REQUIRED TASKS |
- A) Set down, without alteration, the portion of the thread on analyzing a recursive function starting with "How would I" and going on through "of those formulas?".
- B) Render the sentence "Not sure if that means I have to write a paragraph or there's some kind of equation I need to use." from the thread on analyzing a recursive function in Spanish.

Start of TEXT SECTION

It's mostly like doing it on paper, you have most of the same assumptions of the Random Access Machine

Do you have any skepticism that assumptions of RAM don't hold?

No, it's just a basic analysis. I need to provide a "logical justification" for my answer. Not sure if that means I have to write a paragraph or there's some kind of equation I need to use.

There's an equation.

Not necessarily expecting an answer to the question from anyone, but maybe something that can get me in the right direction

f(0) = O(1)

f(|n|) = 2*f(|n|-1) + O(1)

😬

so f(n) = O(2^n)

Is that the equation for this particular function?

yep

How would I go about getting that?

So start by looking at the function to understand what is the "base case". The base case is the input that doesn't cause a recursive call

ah, okay
and write the base case as one of those formulas?

the only input that doesn't have a recursive call is n=0

yep

so how do I move up from there?

End of TEXT SECTION
Start of DATASET EXCERPTS

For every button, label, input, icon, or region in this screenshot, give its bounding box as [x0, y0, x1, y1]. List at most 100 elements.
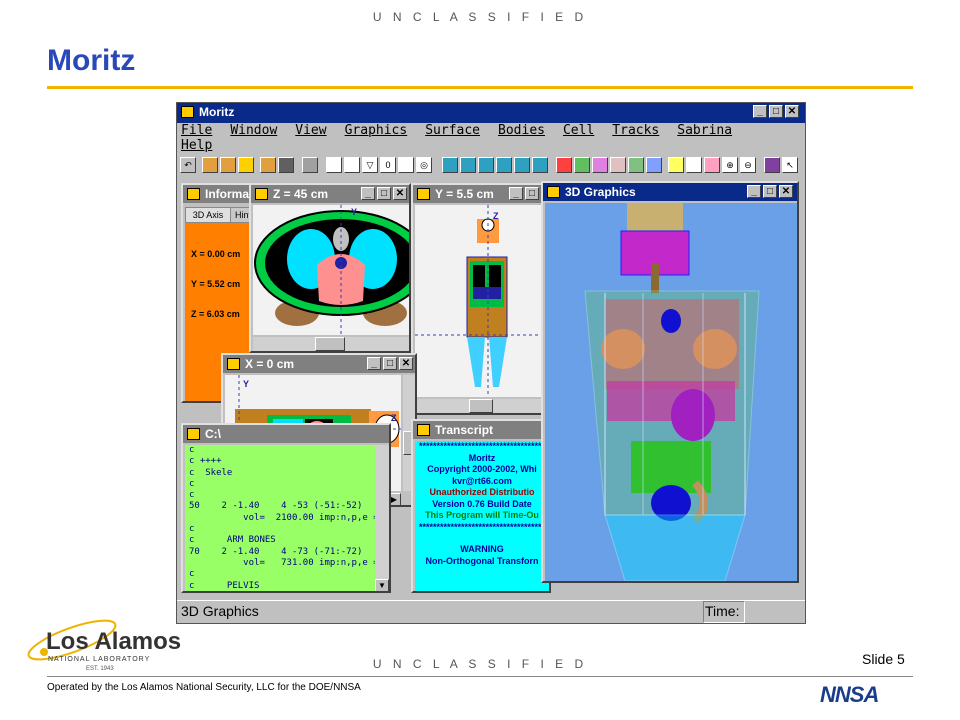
transcript-line: Non-Orthogonal Transforn — [425, 555, 539, 566]
target-icon[interactable]: ◎ — [416, 157, 432, 173]
z-view-minimize-button[interactable]: _ — [361, 187, 375, 200]
mcnp-icon[interactable] — [202, 157, 218, 173]
print-icon[interactable] — [302, 157, 318, 173]
input-line: c — [189, 490, 195, 501]
menu-cell[interactable]: Cell — [563, 123, 594, 138]
menu-view[interactable]: View — [295, 123, 326, 138]
menu-sabrina[interactable]: Sabrina — [677, 123, 732, 138]
info-window-title: Informa... — [205, 187, 251, 201]
tubes-icon[interactable] — [610, 157, 626, 173]
erase-icon[interactable] — [398, 157, 414, 173]
menu-bodies[interactable]: Bodies — [498, 123, 545, 138]
app-icon — [181, 106, 194, 118]
transcript-titlebar: Transcript — [413, 421, 549, 439]
y-coordinate: Y = 5.52 cm — [191, 279, 241, 289]
app-title: Moritz — [199, 105, 235, 119]
layers-icon[interactable] — [574, 157, 590, 173]
graphics-3d-canvas[interactable] — [545, 203, 797, 581]
magnifier-plus-icon[interactable]: ⊕ — [722, 157, 738, 173]
save-icon[interactable] — [278, 157, 294, 173]
menu-graphics[interactable]: Graphics — [345, 123, 408, 138]
zoom-fit-icon[interactable] — [442, 157, 458, 173]
mcnp-input-icon[interactable] — [260, 157, 276, 173]
rotate-icon[interactable] — [514, 157, 530, 173]
tab-3d-axis[interactable]: 3D Axis — [185, 207, 231, 223]
input-line: c PELVIS — [189, 580, 260, 591]
graphics-close-button[interactable]: ✕ — [779, 185, 793, 198]
input-line: c ++++ — [189, 456, 222, 467]
maximize-button[interactable]: □ — [769, 105, 783, 118]
pan-icon[interactable] — [496, 157, 512, 173]
menu-surface[interactable]: Surface — [425, 123, 480, 138]
input-line: c — [189, 524, 195, 535]
x-view-close-button[interactable]: ✕ — [399, 357, 413, 370]
graphics-3d-title: 3D Graphics — [565, 185, 636, 199]
classification-bottom: U N C L A S S I F I E D — [372, 657, 588, 671]
y-view-canvas[interactable]: Z — [415, 205, 541, 397]
z-view-hscroll[interactable] — [253, 337, 409, 351]
footer-rule — [47, 676, 913, 677]
input-scroll-down-icon[interactable]: ▼ — [375, 579, 389, 591]
status-bar: 3D Graphics Time: — [177, 600, 805, 623]
open-folder-icon[interactable] — [238, 157, 254, 173]
classification-top: U N C L A S S I F I E D — [372, 10, 588, 24]
window-icon[interactable] — [686, 157, 702, 173]
book-icon[interactable] — [764, 157, 780, 173]
flip-icon[interactable] — [532, 157, 548, 173]
graphics-maximize-button[interactable]: □ — [763, 185, 777, 198]
input-file-vscroll[interactable]: ▼ — [375, 445, 389, 591]
z-coordinate: Z = 6.03 cm — [191, 309, 240, 319]
pointer-icon[interactable]: ↖ — [782, 157, 798, 173]
z-view-close-button[interactable]: ✕ — [393, 187, 407, 200]
zoom-in-icon[interactable] — [460, 157, 476, 173]
minimize-button[interactable]: _ — [753, 105, 767, 118]
transcript-text[interactable]: ************************************ Mor… — [415, 441, 549, 591]
info-window-icon — [187, 188, 200, 200]
grid-icon[interactable] — [646, 157, 662, 173]
select-icon[interactable] — [704, 157, 720, 173]
undo-icon[interactable]: ↶ — [180, 157, 196, 173]
z-view-icon — [255, 188, 268, 200]
close-button[interactable]: ✕ — [785, 105, 799, 118]
x-view-title: X = 0 cm — [245, 357, 295, 371]
sab-icon[interactable] — [220, 157, 236, 173]
transcript-line: Copyright 2000-2002, Whi — [427, 464, 537, 474]
bar-chart-icon[interactable] — [628, 157, 644, 173]
magnifier-minus-icon[interactable]: ⊖ — [740, 157, 756, 173]
y-view-minimize-button[interactable]: _ — [509, 187, 523, 200]
y-view-maximize-button[interactable]: □ — [525, 187, 539, 200]
x-view-maximize-button[interactable]: □ — [383, 357, 397, 370]
menu-window[interactable]: Window — [230, 123, 277, 138]
z-view-maximize-button[interactable]: □ — [377, 187, 391, 200]
zoom-out-icon[interactable] — [478, 157, 494, 173]
input-line: c — [189, 445, 195, 455]
input-file-icon — [187, 428, 200, 440]
toolbar: ↶ ▽ 0 ◎ ⊕ ⊖ ↖ — [180, 157, 802, 179]
z-view-window: Z = 45 cm _ □ ✕ Y — [249, 183, 411, 353]
transcript-title: Transcript — [435, 423, 494, 437]
transcript-line: ************************************ — [418, 521, 546, 532]
z-view-hscroll-thumb[interactable] — [315, 337, 345, 351]
box-icon[interactable] — [326, 157, 342, 173]
input-file-text[interactable]: cc ++++ c Skele c c 50 2 -1.40 4 -53 (-51:-5… — [185, 445, 375, 591]
z-view-canvas[interactable]: Y — [253, 205, 409, 335]
x-view-minimize-button[interactable]: _ — [367, 357, 381, 370]
transcript-line: kvr@rt66.com — [452, 475, 512, 486]
cylinder-icon[interactable]: 0 — [380, 157, 396, 173]
x-view-axis-label-y: Y — [243, 379, 250, 389]
transcript-line: Unauthorized Distributio — [429, 487, 535, 497]
pencil-icon[interactable] — [344, 157, 360, 173]
y-view-hscroll[interactable] — [415, 399, 541, 413]
menu-file[interactable]: File — [181, 123, 212, 138]
triangle-icon[interactable]: ▽ — [362, 157, 378, 173]
transcript-window: Transcript *****************************… — [411, 419, 551, 593]
frame-icon[interactable] — [668, 157, 684, 173]
cube-icon[interactable] — [556, 157, 572, 173]
menu-tracks[interactable]: Tracks — [612, 123, 659, 138]
flask-icon[interactable] — [592, 157, 608, 173]
y-view-hscroll-thumb[interactable] — [469, 399, 493, 413]
menu-help[interactable]: Help — [181, 138, 212, 153]
graphics-minimize-button[interactable]: _ — [747, 185, 761, 198]
z-slice-drawing — [254, 205, 409, 335]
slide-title: Moritz — [47, 44, 136, 77]
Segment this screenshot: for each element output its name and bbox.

End of DATASET EXCERPTS

TASK-BY-TASK OUTPUTS |
- A)
How would I go about getting that?

So start by looking at the function to understand what is the "base case". The base case is the input that doesn't cause a recursive call

ah, okay
and write the base case as one of those formulas?

- B) No estoy seguro de si eso significa que tengo que escribir un párrafo o si hay algún tipo de ecuación que debo usar.